> **Task objective**:
Answer with a single number: how many lines in the listing below include "Complementos"?

> **Provided data**:

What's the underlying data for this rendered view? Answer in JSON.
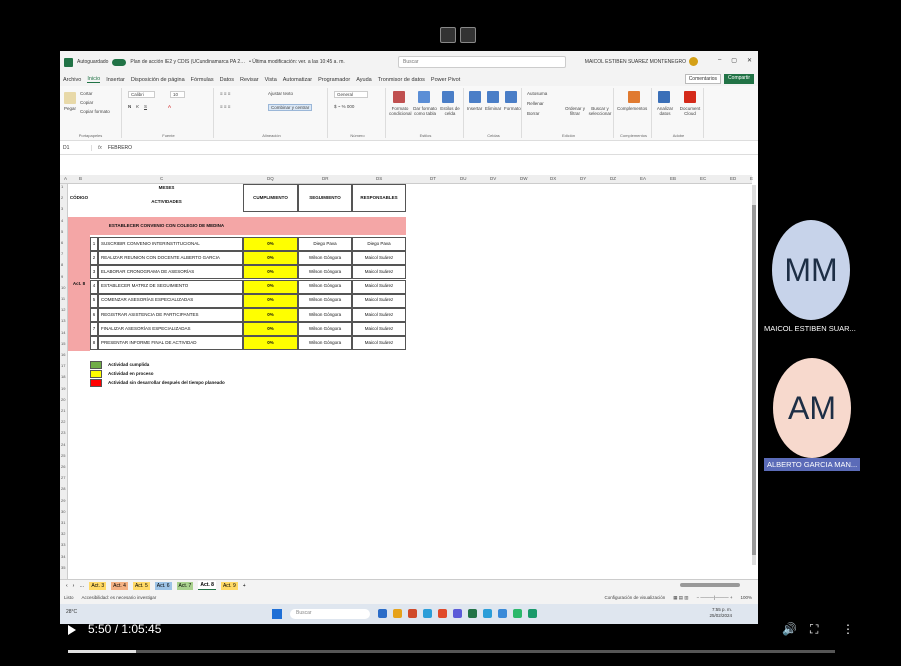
{
  "excel": {
    "titlebar": {
      "autosave": "Autoguardado",
      "filename": "Plan de acción IE2 y CDIS (UCundinamarca PA 2…",
      "last_modified": "• Última modificación: ver. a las 10:45 a. m.",
      "search": "Buscar",
      "user": "MAICOL ESTIBEN SUAREZ MONTENEGRO",
      "min": "–",
      "restore": "▢",
      "close": "✕"
    },
    "menu": [
      "Archivo",
      "Inicio",
      "Insertar",
      "Disposición de página",
      "Fórmulas",
      "Datos",
      "Revisar",
      "Vista",
      "Automatizar",
      "Programador",
      "Ayuda",
      "Tronmisor de datos",
      "Power Pivot"
    ],
    "menu_active": "Inicio",
    "comments": "Comentarios",
    "share": "Compartir",
    "ribbon_groups": [
      "Portapapeles",
      "Fuente",
      "Alineación",
      "Número",
      "Estilos",
      "Celdas",
      "Edición",
      "Complementos",
      "Adobe"
    ],
    "ribbon_labels": {
      "paste": "Pegar",
      "cut": "Cortar",
      "copy": "Copiar",
      "format_painter": "Copiar formato",
      "font": "Calibri",
      "size": "10",
      "wrap": "Ajustar texto",
      "merge": "Combinar y centrar",
      "number_format": "General",
      "cond_format": "Formato condicional",
      "table_format": "Dar formato como tabla",
      "cell_styles": "Estilos de celda",
      "insert": "Insertar",
      "delete": "Eliminar",
      "format": "Formato",
      "autosum": "Autosuma",
      "fill": "Rellenar",
      "clear": "Borrar",
      "sort": "Ordenar y filtrar",
      "find": "Buscar y seleccionar",
      "addins": "Complementos",
      "analyze": "Analizar datos",
      "document": "Document Cloud"
    },
    "namebox": "D1",
    "formula": "FEBRERO",
    "columns": [
      "A",
      "B",
      "C",
      "DQ",
      "DR",
      "DS",
      "DT",
      "DU",
      "DV",
      "DW",
      "DX",
      "DY",
      "DZ",
      "EA",
      "EB",
      "EC",
      "ED",
      "E"
    ],
    "rows": [
      "1",
      "2",
      "3",
      "4",
      "5",
      "6",
      "7",
      "8",
      "9",
      "10",
      "11",
      "12",
      "13",
      "14",
      "15",
      "16",
      "17",
      "18",
      "19",
      "20",
      "21",
      "22",
      "23",
      "24",
      "25",
      "26",
      "27",
      "28",
      "29",
      "30",
      "31",
      "32",
      "33",
      "34",
      "35"
    ],
    "table": {
      "codigo_header": "CÓDIGO",
      "meses_header": "MESES",
      "actividades_header": "ACTIVIDADES",
      "cumplimiento_header": "CUMPLIMIENTO",
      "seguimiento_header": "SEGUIMIENTO",
      "responsables_header": "RESPONSABLES",
      "section_title": "ESTABLECER CONVENIO CON COLEGIO DE MEDINA",
      "code": "Act. 8",
      "rows": [
        {
          "n": "1",
          "activity": "SUSCRIBIR CONVENIO INTERINSTITUCIONAL",
          "pct": "0%",
          "seg": "Diego Pava",
          "resp": "Diego Pava"
        },
        {
          "n": "2",
          "activity": "REALIZAR REUNION CON DOCENTE ALBERTO GARCIA",
          "pct": "0%",
          "seg": "Wilson Góngora",
          "resp": "Maicol Suárez"
        },
        {
          "n": "3",
          "activity": "ELABORAR CRONOGRAMA DE ASESORÍAS",
          "pct": "0%",
          "seg": "Wilson Góngora",
          "resp": "Maicol Suárez"
        },
        {
          "n": "4",
          "activity": "ESTABLECER MATRIZ DE SEGUIMIENTO",
          "pct": "0%",
          "seg": "Wilson Góngora",
          "resp": "Maicol Suárez"
        },
        {
          "n": "5",
          "activity": "COMENZAR ASESORÍAS ESPECIALIZADAS",
          "pct": "0%",
          "seg": "Wilson Góngora",
          "resp": "Maicol Suárez"
        },
        {
          "n": "6",
          "activity": "REGISTRAR ASISTENCIA DE PARTICIPANTES",
          "pct": "0%",
          "seg": "Wilson Góngora",
          "resp": "Maicol Suárez"
        },
        {
          "n": "7",
          "activity": "FINALIZAR ASESORÍAS ESPECIALIZADAS",
          "pct": "0%",
          "seg": "Wilson Góngora",
          "resp": "Maicol Suárez"
        },
        {
          "n": "8",
          "activity": "PRESENTAR INFORME FINAL DE ACTIVIDAD",
          "pct": "0%",
          "seg": "Wilson Góngora",
          "resp": "Maicol Suárez"
        }
      ]
    },
    "legend": {
      "green": "Actividad cumplida",
      "yellow": "Actividad en proceso",
      "red": "Actividad sin desarrollar después del tiempo planeado"
    },
    "sheet_tabs": [
      "Act. 3",
      "Act. 4",
      "Act. 5",
      "Act. 6",
      "Act. 7",
      "Act. 8",
      "Act. 9"
    ],
    "sheet_add": "+",
    "active_sheet": "Act. 8",
    "status": {
      "ready": "Listo",
      "accessibility": "Accesibilidad: es necesario investigar",
      "display": "Configuración de visualización",
      "zoom": "100%"
    }
  },
  "taskbar": {
    "weather": "28°C",
    "search": "Buscar",
    "time": "7:55 p. m.",
    "date": "25/02/2024"
  },
  "participants": [
    {
      "initials": "MM",
      "name": "MAICOL ESTIBEN SUAR...",
      "color": "#c7d3ea"
    },
    {
      "initials": "AM",
      "name": "ALBERTO GARCIA MAN...",
      "color": "#f7d9cd"
    }
  ],
  "player": {
    "time": "5:50 / 1:05:45",
    "progress": 0.089
  }
}
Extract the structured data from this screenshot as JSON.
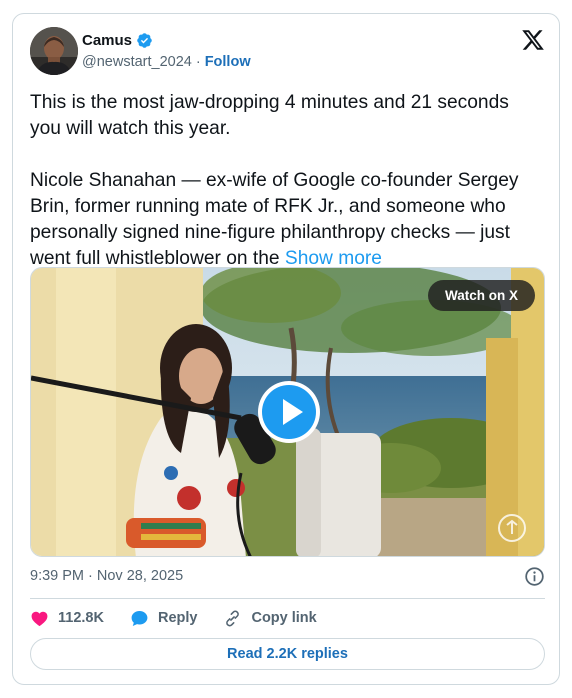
{
  "author": {
    "display_name": "Camus",
    "handle": "@newstart_2024",
    "separator": "·",
    "follow_label": "Follow",
    "verified_color": "#1d9bf0"
  },
  "tweet": {
    "line1": "This is the most jaw-dropping 4 minutes and 21 seconds you will watch this year.",
    "line2": "Nicole Shanahan — ex-wife of Google co-founder Sergey Brin, former running mate of RFK Jr., and someone who personally signed nine-figure philanthropy checks — just went full whistleblower on the",
    "show_more": "Show more"
  },
  "media": {
    "watch_label": "Watch on X",
    "play_color": "#1d9bf0"
  },
  "meta": {
    "timestamp": "9:39 PM · Nov 28, 2025"
  },
  "actions": {
    "likes": "112.8K",
    "reply_label": "Reply",
    "copy_link_label": "Copy link",
    "read_replies_label": "Read 2.2K replies"
  },
  "icons": {
    "like": "heart-icon",
    "reply": "speech-bubble-icon",
    "copy": "link-icon",
    "info": "info-icon",
    "brand": "x-logo-icon"
  },
  "colors": {
    "heart": "#f91880",
    "reply_bubble": "#1d9bf0",
    "link_text": "#1d6fb8"
  }
}
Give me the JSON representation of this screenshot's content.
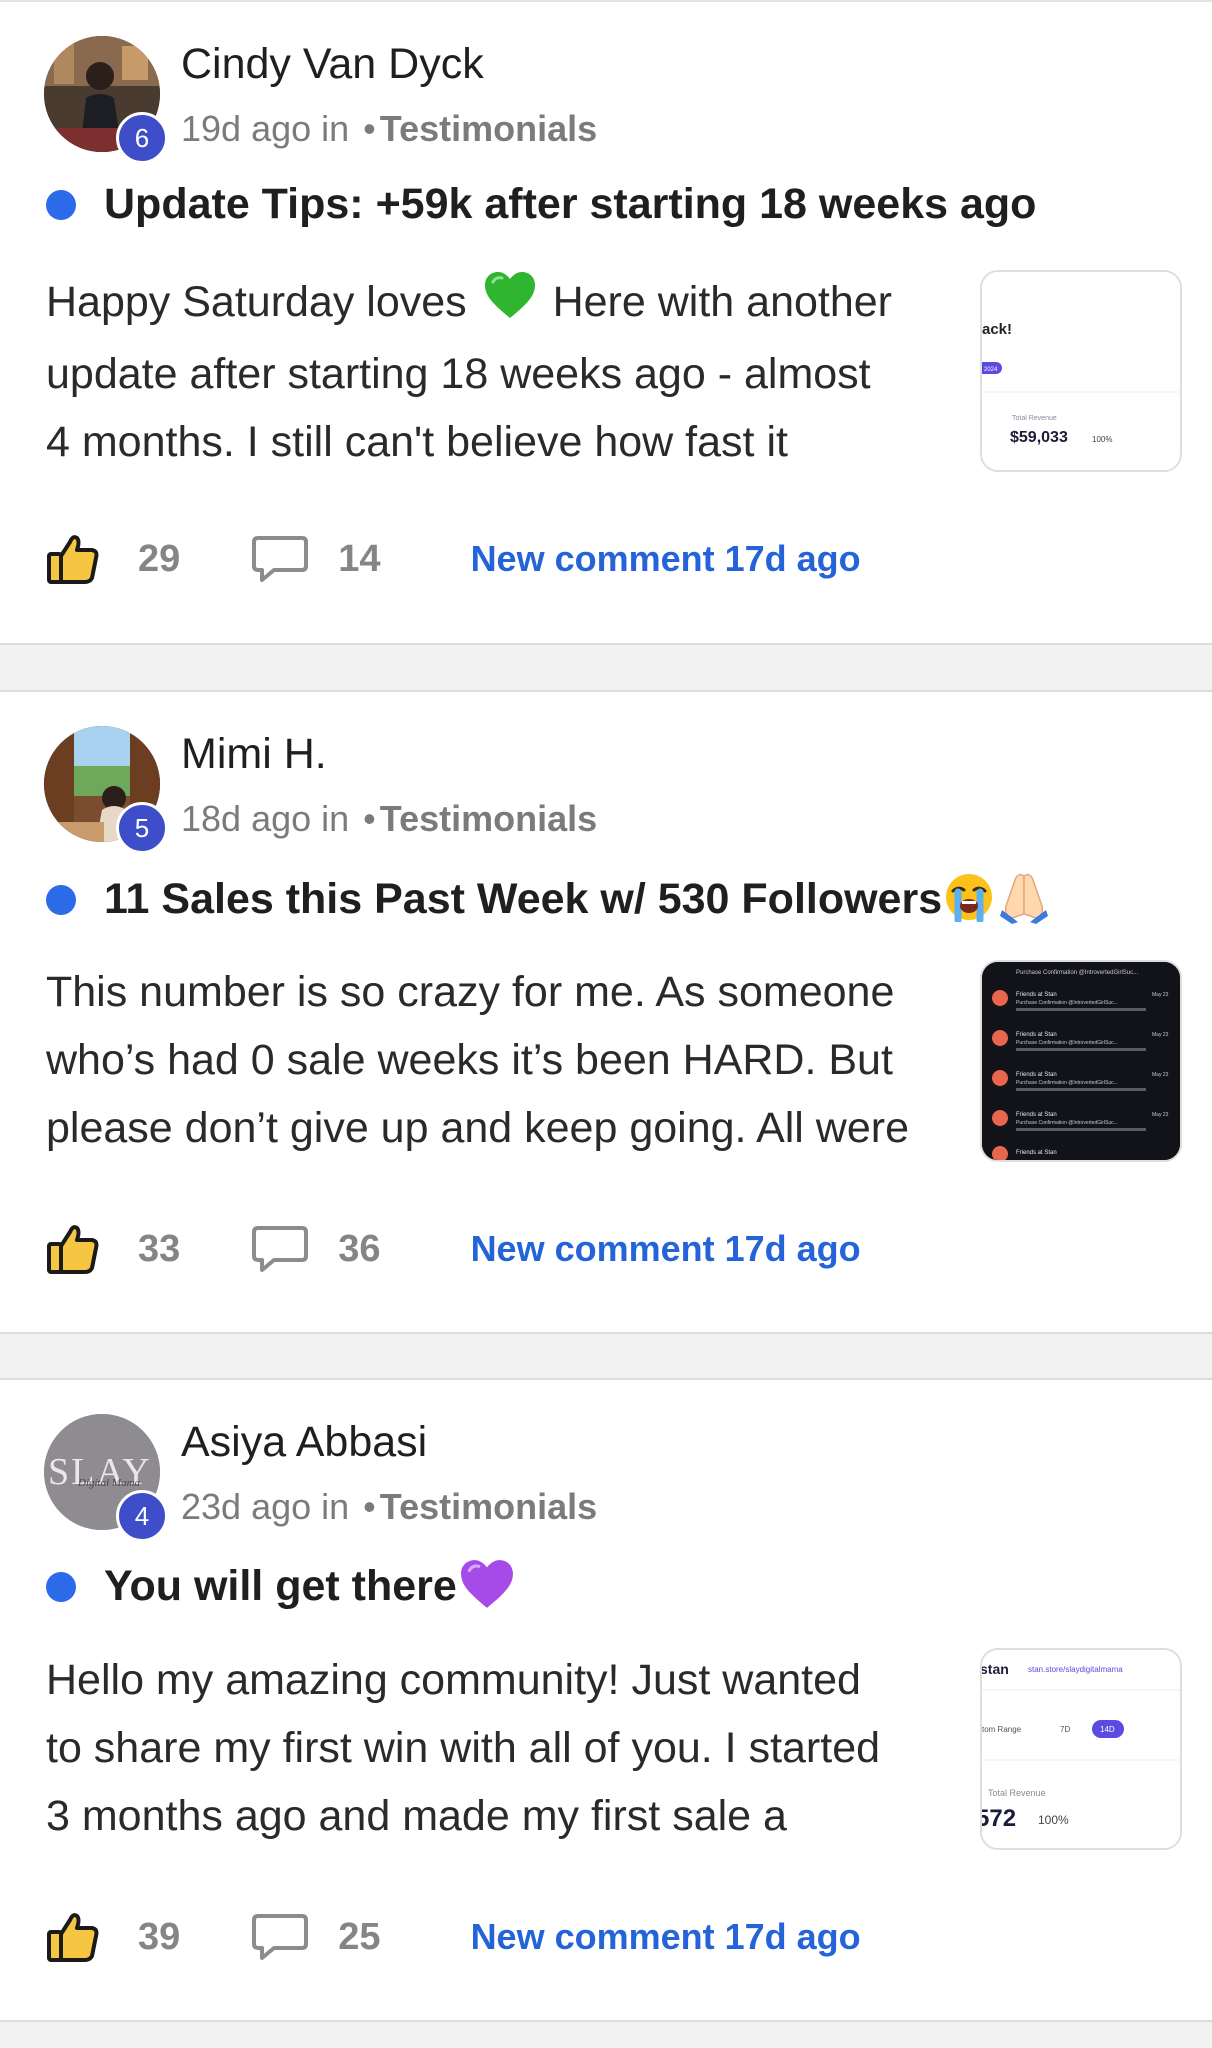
{
  "posts": [
    {
      "author": "Cindy Van Dyck",
      "level": "6",
      "time": "19d ago in",
      "category": "Testimonials",
      "title": "Update Tips: +59k after starting 18 weeks ago",
      "body_lines": [
        "Happy Saturday loves",
        "Here with another",
        "update after starting 18 weeks ago - almost",
        "4 months. I still can't believe how fast it"
      ],
      "likes": "29",
      "comments": "14",
      "new_comment": "New comment 17d ago",
      "thumbnail": {
        "kind": "revenue-card",
        "header": "ack!",
        "badge": "2024",
        "label": "Total Revenue",
        "value": "$59,033",
        "percent": "100%"
      }
    },
    {
      "author": "Mimi H.",
      "level": "5",
      "time": "18d ago in",
      "category": "Testimonials",
      "title": "11 Sales this Past Week w/ 530 Followers",
      "body_lines": [
        "This number is so crazy for me. As someone",
        "who’s had 0 sale weeks it’s been HARD. But",
        "please don’t give up and keep going. All were"
      ],
      "likes": "33",
      "comments": "36",
      "new_comment": "New comment 17d ago",
      "thumbnail": {
        "kind": "notification-list",
        "sender": "Friends at Stan",
        "line": "Purchase Confirmation @IntrovertedGirlSuc...",
        "date": "May 23"
      }
    },
    {
      "author": "Asiya Abbasi",
      "level": "4",
      "time": "23d ago in",
      "category": "Testimonials",
      "title": "You will get there",
      "body_lines": [
        "Hello my amazing community! Just wanted",
        "to share my first win with all of you. I started",
        "3 months ago and made my first sale a"
      ],
      "likes": "39",
      "comments": "25",
      "new_comment": "New comment 17d ago",
      "thumbnail": {
        "kind": "stan-store",
        "brand": "stan",
        "url": "stan.store/slaydigitalmama",
        "range_label": "tom Range",
        "range_7d": "7D",
        "range_14d": "14D",
        "label": "Total Revenue",
        "value": "572",
        "percent": "100%"
      }
    }
  ],
  "colors": {
    "accent_blue": "#2563d9",
    "bullet_blue": "#2c6be7",
    "level_badge": "#3d4ec8",
    "muted": "#7b7b7b"
  },
  "icons": {
    "like": "thumbs-up-icon",
    "comment": "speech-bubble-icon",
    "heart_green": "green-heart-emoji",
    "heart_purple": "purple-heart-emoji",
    "crying": "loudly-crying-face-emoji",
    "pray": "folded-hands-emoji"
  }
}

> **Correct answer**:
2